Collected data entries

....

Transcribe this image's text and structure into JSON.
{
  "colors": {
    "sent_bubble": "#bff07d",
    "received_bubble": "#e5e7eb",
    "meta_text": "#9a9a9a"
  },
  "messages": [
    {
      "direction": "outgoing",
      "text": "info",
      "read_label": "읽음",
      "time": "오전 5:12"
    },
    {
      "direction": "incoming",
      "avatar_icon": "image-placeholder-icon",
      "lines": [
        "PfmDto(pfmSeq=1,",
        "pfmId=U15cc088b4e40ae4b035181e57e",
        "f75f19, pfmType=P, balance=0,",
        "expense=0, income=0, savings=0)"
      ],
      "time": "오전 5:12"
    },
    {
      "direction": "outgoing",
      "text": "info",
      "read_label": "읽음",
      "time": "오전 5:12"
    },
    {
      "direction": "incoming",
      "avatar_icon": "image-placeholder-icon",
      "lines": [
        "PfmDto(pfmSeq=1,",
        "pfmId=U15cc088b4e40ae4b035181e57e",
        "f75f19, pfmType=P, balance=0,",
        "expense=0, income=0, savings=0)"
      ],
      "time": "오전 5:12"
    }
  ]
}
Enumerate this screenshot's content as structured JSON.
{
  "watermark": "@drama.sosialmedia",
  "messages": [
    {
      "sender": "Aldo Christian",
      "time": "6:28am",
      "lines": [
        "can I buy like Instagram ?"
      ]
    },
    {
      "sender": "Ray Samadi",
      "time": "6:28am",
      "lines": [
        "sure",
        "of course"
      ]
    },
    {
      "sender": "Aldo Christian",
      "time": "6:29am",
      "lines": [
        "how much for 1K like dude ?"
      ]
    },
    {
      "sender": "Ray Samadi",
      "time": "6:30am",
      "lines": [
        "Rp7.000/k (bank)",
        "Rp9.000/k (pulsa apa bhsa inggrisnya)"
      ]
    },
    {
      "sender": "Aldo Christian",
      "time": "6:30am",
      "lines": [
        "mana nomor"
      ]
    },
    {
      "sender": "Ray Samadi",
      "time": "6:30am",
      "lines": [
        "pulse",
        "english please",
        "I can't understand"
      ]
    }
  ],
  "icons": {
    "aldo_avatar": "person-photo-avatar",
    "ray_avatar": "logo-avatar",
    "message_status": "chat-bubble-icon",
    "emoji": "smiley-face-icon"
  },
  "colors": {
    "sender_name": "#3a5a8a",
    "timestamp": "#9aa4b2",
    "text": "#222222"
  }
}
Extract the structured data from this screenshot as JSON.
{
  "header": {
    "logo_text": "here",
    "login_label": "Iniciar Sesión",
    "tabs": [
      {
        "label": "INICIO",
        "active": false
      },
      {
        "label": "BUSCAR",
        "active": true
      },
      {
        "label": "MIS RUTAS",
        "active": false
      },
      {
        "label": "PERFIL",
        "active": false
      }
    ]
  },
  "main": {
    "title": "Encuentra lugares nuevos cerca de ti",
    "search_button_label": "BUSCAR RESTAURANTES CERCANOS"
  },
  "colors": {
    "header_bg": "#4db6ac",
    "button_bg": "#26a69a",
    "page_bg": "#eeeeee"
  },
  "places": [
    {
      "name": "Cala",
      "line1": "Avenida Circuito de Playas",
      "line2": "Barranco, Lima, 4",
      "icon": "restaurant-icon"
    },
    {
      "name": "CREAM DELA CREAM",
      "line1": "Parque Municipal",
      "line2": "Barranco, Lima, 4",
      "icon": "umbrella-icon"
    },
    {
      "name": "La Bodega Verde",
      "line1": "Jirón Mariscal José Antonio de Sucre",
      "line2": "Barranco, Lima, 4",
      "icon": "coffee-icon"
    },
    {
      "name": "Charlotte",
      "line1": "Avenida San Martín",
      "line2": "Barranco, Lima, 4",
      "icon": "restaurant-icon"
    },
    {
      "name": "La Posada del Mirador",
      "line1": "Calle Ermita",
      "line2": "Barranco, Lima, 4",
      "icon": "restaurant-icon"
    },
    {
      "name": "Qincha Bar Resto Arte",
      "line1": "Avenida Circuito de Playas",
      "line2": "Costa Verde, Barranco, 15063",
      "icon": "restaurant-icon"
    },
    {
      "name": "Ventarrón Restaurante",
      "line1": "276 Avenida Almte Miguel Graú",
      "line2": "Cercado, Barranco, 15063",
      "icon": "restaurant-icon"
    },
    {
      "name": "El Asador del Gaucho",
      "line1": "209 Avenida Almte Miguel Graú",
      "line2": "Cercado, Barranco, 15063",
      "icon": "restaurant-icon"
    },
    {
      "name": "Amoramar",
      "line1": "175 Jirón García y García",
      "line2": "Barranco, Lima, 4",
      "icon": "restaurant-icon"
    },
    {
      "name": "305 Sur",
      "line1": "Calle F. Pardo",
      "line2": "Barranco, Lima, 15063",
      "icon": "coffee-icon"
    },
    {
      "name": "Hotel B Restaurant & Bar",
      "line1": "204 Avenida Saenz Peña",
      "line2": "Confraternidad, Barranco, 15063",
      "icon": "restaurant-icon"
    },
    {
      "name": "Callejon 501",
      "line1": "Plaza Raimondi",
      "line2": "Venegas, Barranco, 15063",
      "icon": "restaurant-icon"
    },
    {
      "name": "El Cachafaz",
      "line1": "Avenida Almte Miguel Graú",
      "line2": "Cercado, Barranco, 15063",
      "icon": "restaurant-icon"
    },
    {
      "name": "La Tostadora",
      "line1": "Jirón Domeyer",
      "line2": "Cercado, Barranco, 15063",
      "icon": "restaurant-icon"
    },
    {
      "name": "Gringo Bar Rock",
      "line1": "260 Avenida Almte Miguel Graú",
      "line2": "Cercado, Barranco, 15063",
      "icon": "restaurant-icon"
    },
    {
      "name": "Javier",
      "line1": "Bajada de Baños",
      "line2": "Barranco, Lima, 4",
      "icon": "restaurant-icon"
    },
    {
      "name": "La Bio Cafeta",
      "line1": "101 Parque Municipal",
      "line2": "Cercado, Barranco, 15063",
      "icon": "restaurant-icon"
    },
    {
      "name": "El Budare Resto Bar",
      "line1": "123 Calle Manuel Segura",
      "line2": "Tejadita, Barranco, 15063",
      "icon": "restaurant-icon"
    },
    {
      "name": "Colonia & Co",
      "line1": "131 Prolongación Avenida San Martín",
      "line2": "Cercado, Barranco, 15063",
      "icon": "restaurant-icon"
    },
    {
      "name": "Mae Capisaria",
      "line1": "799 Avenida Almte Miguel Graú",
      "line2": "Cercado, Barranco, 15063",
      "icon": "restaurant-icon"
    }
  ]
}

....

:: What is expected ::
All of the entries above need to be reproduced exactly.

:: Worked answer ::
Transcribe this image's text and structure into JSON.
{
  "colors": {
    "sent_bubble": "#bff07d",
    "received_bubble": "#e5e7eb",
    "meta_text": "#9a9a9a"
  },
  "messages": [
    {
      "direction": "outgoing",
      "text": "info",
      "read_label": "읽음",
      "time": "오전 5:12"
    },
    {
      "direction": "incoming",
      "avatar_icon": "image-placeholder-icon",
      "lines": [
        "PfmDto(pfmSeq=1,",
        "pfmId=U15cc088b4e40ae4b035181e57e",
        "f75f19, pfmType=P, balance=0,",
        "expense=0, income=0, savings=0)"
      ],
      "time": "오전 5:12"
    },
    {
      "direction": "outgoing",
      "text": "info",
      "read_label": "읽음",
      "time": "오전 5:12"
    },
    {
      "direction": "incoming",
      "avatar_icon": "image-placeholder-icon",
      "lines": [
        "PfmDto(pfmSeq=1,",
        "pfmId=U15cc088b4e40ae4b035181e57e",
        "f75f19, pfmType=P, balance=0,",
        "expense=0, income=0, savings=0)"
      ],
      "time": "오전 5:12"
    }
  ]
}
Enumerate this screenshot's content as structured JSON.
{
  "watermark": "@drama.sosialmedia",
  "messages": [
    {
      "sender": "Aldo Christian",
      "time": "6:28am",
      "lines": [
        "can I buy like Instagram ?"
      ]
    },
    {
      "sender": "Ray Samadi",
      "time": "6:28am",
      "lines": [
        "sure",
        "of course"
      ]
    },
    {
      "sender": "Aldo Christian",
      "time": "6:29am",
      "lines": [
        "how much for 1K like dude ?"
      ]
    },
    {
      "sender": "Ray Samadi",
      "time": "6:30am",
      "lines": [
        "Rp7.000/k (bank)",
        "Rp9.000/k (pulsa apa bhsa inggrisnya)"
      ]
    },
    {
      "sender": "Aldo Christian",
      "time": "6:30am",
      "lines": [
        "mana nomor"
      ]
    },
    {
      "sender": "Ray Samadi",
      "time": "6:30am",
      "lines": [
        "pulse",
        "english please",
        "I can't understand"
      ]
    }
  ],
  "icons": {
    "aldo_avatar": "person-photo-avatar",
    "ray_avatar": "logo-avatar",
    "message_status": "chat-bubble-icon",
    "emoji": "smiley-face-icon"
  },
  "colors": {
    "sender_name": "#3a5a8a",
    "timestamp": "#9aa4b2",
    "text": "#222222"
  }
}
Extract the structured data from this screenshot as JSON.
{
  "header": {
    "logo_text": "here",
    "login_label": "Iniciar Sesión",
    "tabs": [
      {
        "label": "INICIO",
        "active": false
      },
      {
        "label": "BUSCAR",
        "active": true
      },
      {
        "label": "MIS RUTAS",
        "active": false
      },
      {
        "label": "PERFIL",
        "active": false
      }
    ]
  },
  "main": {
    "title": "Encuentra lugares nuevos cerca de ti",
    "search_button_label": "BUSCAR RESTAURANTES CERCANOS"
  },
  "colors": {
    "header_bg": "#4db6ac",
    "button_bg": "#26a69a",
    "page_bg": "#eeeeee"
  },
  "places": [
    {
      "name": "Cala",
      "line1": "Avenida Circuito de Playas",
      "line2": "Barranco, Lima, 4",
      "icon": "restaurant-icon"
    },
    {
      "name": "CREAM DELA CREAM",
      "line1": "Parque Municipal",
      "line2": "Barranco, Lima, 4",
      "icon": "umbrella-icon"
    },
    {
      "name": "La Bodega Verde",
      "line1": "Jirón Mariscal José Antonio de Sucre",
      "line2": "Barranco, Lima, 4",
      "icon": "coffee-icon"
    },
    {
      "name": "Charlotte",
      "line1": "Avenida San Martín",
      "line2": "Barranco, Lima, 4",
      "icon": "restaurant-icon"
    },
    {
      "name": "La Posada del Mirador",
      "line1": "Calle Ermita",
      "line2": "Barranco, Lima, 4",
      "icon": "restaurant-icon"
    },
    {
      "name": "Qincha Bar Resto Arte",
      "line1": "Avenida Circuito de Playas",
      "line2": "Costa Verde, Barranco, 15063",
      "icon": "restaurant-icon"
    },
    {
      "name": "Ventarrón Restaurante",
      "line1": "276 Avenida Almte Miguel Graú",
      "line2": "Cercado, Barranco, 15063",
      "icon": "restaurant-icon"
    },
    {
      "name": "El Asador del Gaucho",
      "line1": "209 Avenida Almte Miguel Graú",
      "line2": "Cercado, Barranco, 15063",
      "icon": "restaurant-icon"
    },
    {
      "name": "Amoramar",
      "line1": "175 Jirón García y García",
      "line2": "Barranco, Lima, 4",
      "icon": "restaurant-icon"
    },
    {
      "name": "305 Sur",
      "line1": "Calle F. Pardo",
      "line2": "Barranco, Lima, 15063",
      "icon": "coffee-icon"
    },
    {
      "name": "Hotel B Restaurant & Bar",
      "line1": "204 Avenida Saenz Peña",
      "line2": "Confraternidad, Barranco, 15063",
      "icon": "restaurant-icon"
    },
    {
      "name": "Callejon 501",
      "line1": "Plaza Raimondi",
      "line2": "Venegas, Barranco, 15063",
      "icon": "restaurant-icon"
    },
    {
      "name": "El Cachafaz",
      "line1": "Avenida Almte Miguel Graú",
      "line2": "Cercado, Barranco, 15063",
      "icon": "restaurant-icon"
    },
    {
      "name": "La Tostadora",
      "line1": "Jirón Domeyer",
      "line2": "Cercado, Barranco, 15063",
      "icon": "restaurant-icon"
    },
    {
      "name": "Gringo Bar Rock",
      "line1": "260 Avenida Almte Miguel Graú",
      "line2": "Cercado, Barranco, 15063",
      "icon": "restaurant-icon"
    },
    {
      "name": "Javier",
      "line1": "Bajada de Baños",
      "line2": "Barranco, Lima, 4",
      "icon": "restaurant-icon"
    },
    {
      "name": "La Bio Cafeta",
      "line1": "101 Parque Municipal",
      "line2": "Cercado, Barranco, 15063",
      "icon": "restaurant-icon"
    },
    {
      "name": "El Budare Resto Bar",
      "line1": "123 Calle Manuel Segura",
      "line2": "Tejadita, Barranco, 15063",
      "icon": "restaurant-icon"
    },
    {
      "name": "Colonia & Co",
      "line1": "131 Prolongación Avenida San Martín",
      "line2": "Cercado, Barranco, 15063",
      "icon": "restaurant-icon"
    },
    {
      "name": "Mae Capisaria",
      "line1": "799 Avenida Almte Miguel Graú",
      "line2": "Cercado, Barranco, 15063",
      "icon": "restaurant-icon"
    }
  ]
}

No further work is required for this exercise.